Set task. Print every entry, word for word, and skip the images.

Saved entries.
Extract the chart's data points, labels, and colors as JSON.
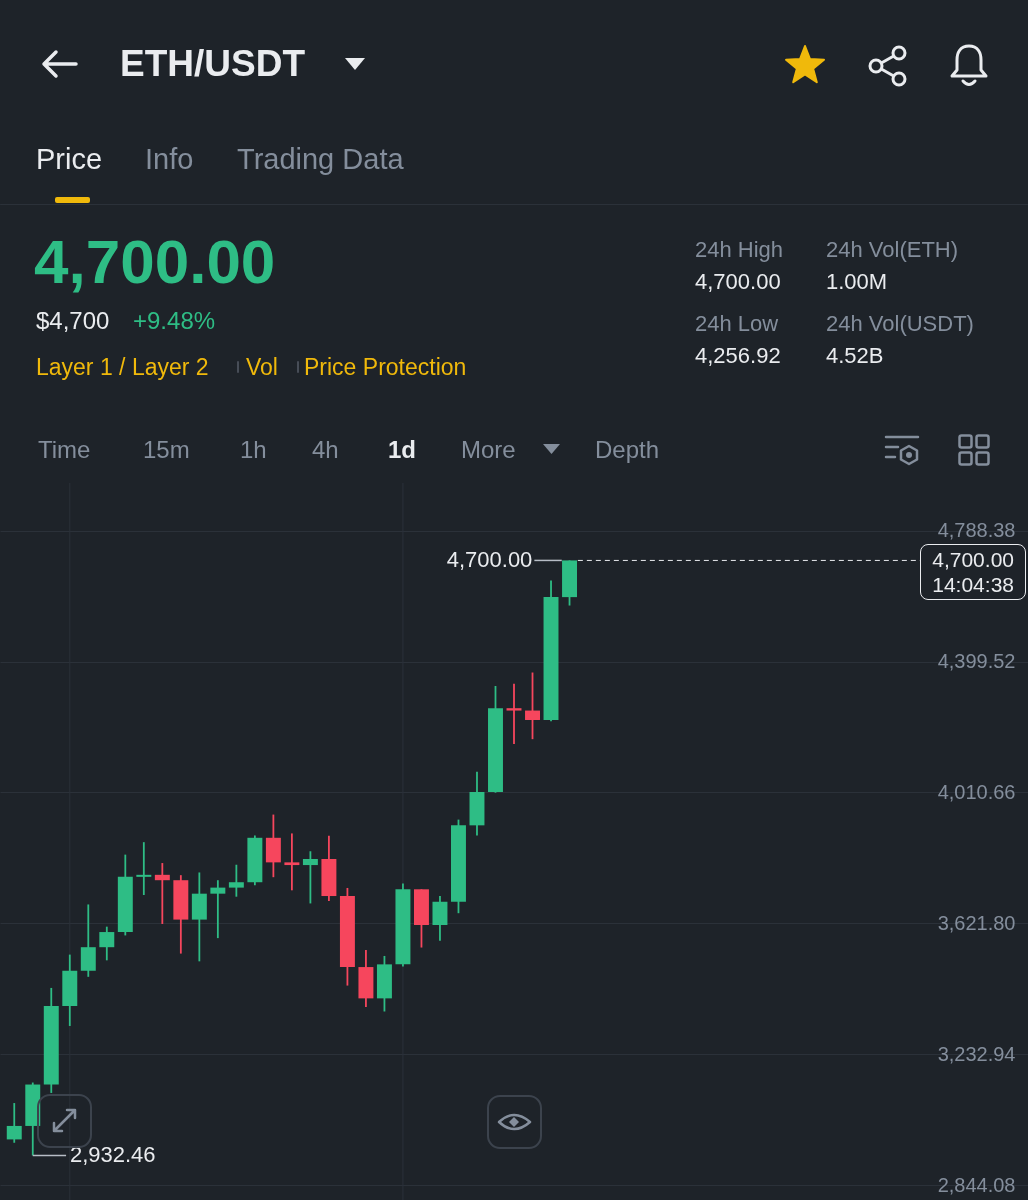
{
  "chart_data": {
    "type": "candlestick",
    "title": "ETH/USDT",
    "categories": [
      null,
      null,
      null,
      null,
      null,
      null,
      null,
      null,
      null,
      null,
      null,
      null,
      null,
      null,
      null,
      null,
      null,
      null,
      null,
      null,
      null,
      null,
      null,
      null,
      null,
      null,
      null,
      null,
      null,
      null,
      null,
      null,
      null,
      null,
      null,
      null,
      null,
      null,
      null,
      null,
      null,
      null,
      null,
      null,
      null,
      null,
      null,
      null,
      null,
      null,
      null,
      null,
      null,
      null,
      null
    ],
    "ohlc": [
      [
        2980,
        3088,
        2970,
        3020
      ],
      [
        3020,
        3149,
        2932.46,
        3143
      ],
      [
        3143,
        3430,
        3118,
        3376
      ],
      [
        3376,
        3529,
        3317,
        3481
      ],
      [
        3481,
        3678,
        3463,
        3551
      ],
      [
        3551,
        3612,
        3512,
        3596
      ],
      [
        3596,
        3826,
        3586,
        3760
      ],
      [
        3760,
        3863,
        3706,
        3766
      ],
      [
        3766,
        3801,
        3620,
        3750
      ],
      [
        3750,
        3765,
        3532,
        3633
      ],
      [
        3633,
        3773,
        3509,
        3710
      ],
      [
        3710,
        3750,
        3578,
        3728
      ],
      [
        3728,
        3796,
        3701,
        3744
      ],
      [
        3744,
        3883,
        3735,
        3876
      ],
      [
        3876,
        3945,
        3759,
        3803
      ],
      [
        3803,
        3889,
        3720,
        3795
      ],
      [
        3795,
        3836,
        3681,
        3813
      ],
      [
        3813,
        3882,
        3688,
        3703
      ],
      [
        3703,
        3727,
        3437,
        3492
      ],
      [
        3492,
        3543,
        3373,
        3399
      ],
      [
        3399,
        3525,
        3360,
        3500
      ],
      [
        3500,
        3740,
        3494,
        3723
      ],
      [
        3723,
        3723,
        3550,
        3617
      ],
      [
        3617,
        3703,
        3570,
        3686
      ],
      [
        3686,
        3930,
        3652,
        3913
      ],
      [
        3913,
        4072,
        3883,
        4012
      ],
      [
        4012,
        4327,
        4010,
        4261
      ],
      [
        4261,
        4334,
        4155,
        4254
      ],
      [
        4254,
        4367,
        4169,
        4226
      ],
      [
        4226,
        4640,
        4222,
        4591
      ],
      [
        4591,
        4700,
        4566,
        4700
      ],
      null,
      null,
      null,
      null,
      null,
      null,
      null,
      null,
      null,
      null,
      null,
      null,
      null,
      null,
      null,
      null,
      null,
      null,
      null,
      null,
      null,
      null,
      null,
      null
    ],
    "colors": [
      "#2ebd85",
      "#2ebd85",
      "#2ebd85",
      "#2ebd85",
      "#2ebd85",
      "#2ebd85",
      "#2ebd85",
      "#2ebd85",
      "#f6465d",
      "#f6465d",
      "#2ebd85",
      "#2ebd85",
      "#2ebd85",
      "#2ebd85",
      "#f6465d",
      "#f6465d",
      "#2ebd85",
      "#f6465d",
      "#f6465d",
      "#f6465d",
      "#2ebd85",
      "#2ebd85",
      "#f6465d",
      "#2ebd85",
      "#2ebd85",
      "#2ebd85",
      "#2ebd85",
      "#f6465d",
      "#f6465d",
      "#2ebd85",
      "#2ebd85",
      null,
      null,
      null,
      null,
      null,
      null,
      null,
      null,
      null,
      null,
      null,
      null,
      null,
      null,
      null,
      null,
      null,
      null,
      null,
      null,
      null,
      null,
      null,
      null
    ],
    "ylim": [
      2800,
      4930
    ],
    "yticks": [
      {
        "value": 4788.38,
        "label": "4,788.38"
      },
      {
        "value": 4399.52,
        "label": "4,399.52"
      },
      {
        "value": 4010.66,
        "label": "4,010.66"
      },
      {
        "value": 3621.8,
        "label": "3,621.80"
      },
      {
        "value": 3232.94,
        "label": "3,232.94"
      },
      {
        "value": 2844.08,
        "label": "2,844.08"
      }
    ],
    "grid": "y",
    "tick_labels": "y",
    "ref_lines": [
      {
        "axis": "y",
        "value": 4700,
        "label": "4,700.00\n14:04:38",
        "color": "#eaecef",
        "line_style": "dashed"
      }
    ],
    "annotations": [
      "Price",
      "Info",
      "Trading Data",
      "4,700.00",
      "$4,700",
      "+9.48%",
      "Layer 1 / Layer 2",
      "Vol",
      "Price Protection",
      "24h High",
      "4,700.00",
      "24h Vol(ETH)",
      "1.00M",
      "24h Low",
      "4,256.92",
      "24h Vol(USDT)",
      "4.52B",
      "Time",
      "15m",
      "1h",
      "4h",
      "1d",
      "More",
      "Depth",
      "4,700.00",
      "2,932.46"
    ]
  }
}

Worked solution.
Extract the chart's data points, labels, and colors as JSON.
{
  "chart_data": {
    "type": "candlestick",
    "title": "ETH/USDT",
    "categories": [
      null,
      null,
      null,
      null,
      null,
      null,
      null,
      null,
      null,
      null,
      null,
      null,
      null,
      null,
      null,
      null,
      null,
      null,
      null,
      null,
      null,
      null,
      null,
      null,
      null,
      null,
      null,
      null,
      null,
      null,
      null,
      null,
      null,
      null,
      null,
      null,
      null,
      null,
      null,
      null,
      null,
      null,
      null,
      null,
      null,
      null,
      null,
      null,
      null,
      null,
      null,
      null,
      null,
      null,
      null
    ],
    "ohlc": [
      [
        2980,
        3088,
        2970,
        3020
      ],
      [
        3020,
        3149,
        2932.46,
        3143
      ],
      [
        3143,
        3430,
        3118,
        3376
      ],
      [
        3376,
        3529,
        3317,
        3481
      ],
      [
        3481,
        3678,
        3463,
        3551
      ],
      [
        3551,
        3612,
        3512,
        3596
      ],
      [
        3596,
        3826,
        3586,
        3760
      ],
      [
        3760,
        3863,
        3706,
        3766
      ],
      [
        3766,
        3801,
        3620,
        3750
      ],
      [
        3750,
        3765,
        3532,
        3633
      ],
      [
        3633,
        3773,
        3509,
        3710
      ],
      [
        3710,
        3750,
        3578,
        3728
      ],
      [
        3728,
        3796,
        3701,
        3744
      ],
      [
        3744,
        3883,
        3735,
        3876
      ],
      [
        3876,
        3945,
        3759,
        3803
      ],
      [
        3803,
        3889,
        3720,
        3795
      ],
      [
        3795,
        3836,
        3681,
        3813
      ],
      [
        3813,
        3882,
        3688,
        3703
      ],
      [
        3703,
        3727,
        3437,
        3492
      ],
      [
        3492,
        3543,
        3373,
        3399
      ],
      [
        3399,
        3525,
        3360,
        3500
      ],
      [
        3500,
        3740,
        3494,
        3723
      ],
      [
        3723,
        3723,
        3550,
        3617
      ],
      [
        3617,
        3703,
        3570,
        3686
      ],
      [
        3686,
        3930,
        3652,
        3913
      ],
      [
        3913,
        4072,
        3883,
        4012
      ],
      [
        4012,
        4327,
        4010,
        4261
      ],
      [
        4261,
        4334,
        4155,
        4254
      ],
      [
        4254,
        4367,
        4169,
        4226
      ],
      [
        4226,
        4640,
        4222,
        4591
      ],
      [
        4591,
        4700,
        4566,
        4700
      ],
      null,
      null,
      null,
      null,
      null,
      null,
      null,
      null,
      null,
      null,
      null,
      null,
      null,
      null,
      null,
      null,
      null,
      null,
      null,
      null,
      null,
      null,
      null,
      null
    ],
    "colors": [
      "#2ebd85",
      "#2ebd85",
      "#2ebd85",
      "#2ebd85",
      "#2ebd85",
      "#2ebd85",
      "#2ebd85",
      "#2ebd85",
      "#f6465d",
      "#f6465d",
      "#2ebd85",
      "#2ebd85",
      "#2ebd85",
      "#2ebd85",
      "#f6465d",
      "#f6465d",
      "#2ebd85",
      "#f6465d",
      "#f6465d",
      "#f6465d",
      "#2ebd85",
      "#2ebd85",
      "#f6465d",
      "#2ebd85",
      "#2ebd85",
      "#2ebd85",
      "#2ebd85",
      "#f6465d",
      "#f6465d",
      "#2ebd85",
      "#2ebd85",
      null,
      null,
      null,
      null,
      null,
      null,
      null,
      null,
      null,
      null,
      null,
      null,
      null,
      null,
      null,
      null,
      null,
      null,
      null,
      null,
      null,
      null,
      null,
      null
    ],
    "ylim": [
      2800,
      4930
    ],
    "yticks": [
      {
        "value": 4788.38,
        "label": "4,788.38"
      },
      {
        "value": 4399.52,
        "label": "4,399.52"
      },
      {
        "value": 4010.66,
        "label": "4,010.66"
      },
      {
        "value": 3621.8,
        "label": "3,621.80"
      },
      {
        "value": 3232.94,
        "label": "3,232.94"
      },
      {
        "value": 2844.08,
        "label": "2,844.08"
      }
    ],
    "grid": "y",
    "tick_labels": "y",
    "ref_lines": [
      {
        "axis": "y",
        "value": 4700,
        "label": "4,700.00\n14:04:38",
        "color": "#eaecef",
        "line_style": "dashed"
      }
    ],
    "annotations": [
      "Price",
      "Info",
      "Trading Data",
      "4,700.00",
      "$4,700",
      "+9.48%",
      "Layer 1 / Layer 2",
      "Vol",
      "Price Protection",
      "24h High",
      "4,700.00",
      "24h Vol(ETH)",
      "1.00M",
      "24h Low",
      "4,256.92",
      "24h Vol(USDT)",
      "4.52B",
      "Time",
      "15m",
      "1h",
      "4h",
      "1d",
      "More",
      "Depth",
      "4,700.00",
      "2,932.46"
    ]
  }
}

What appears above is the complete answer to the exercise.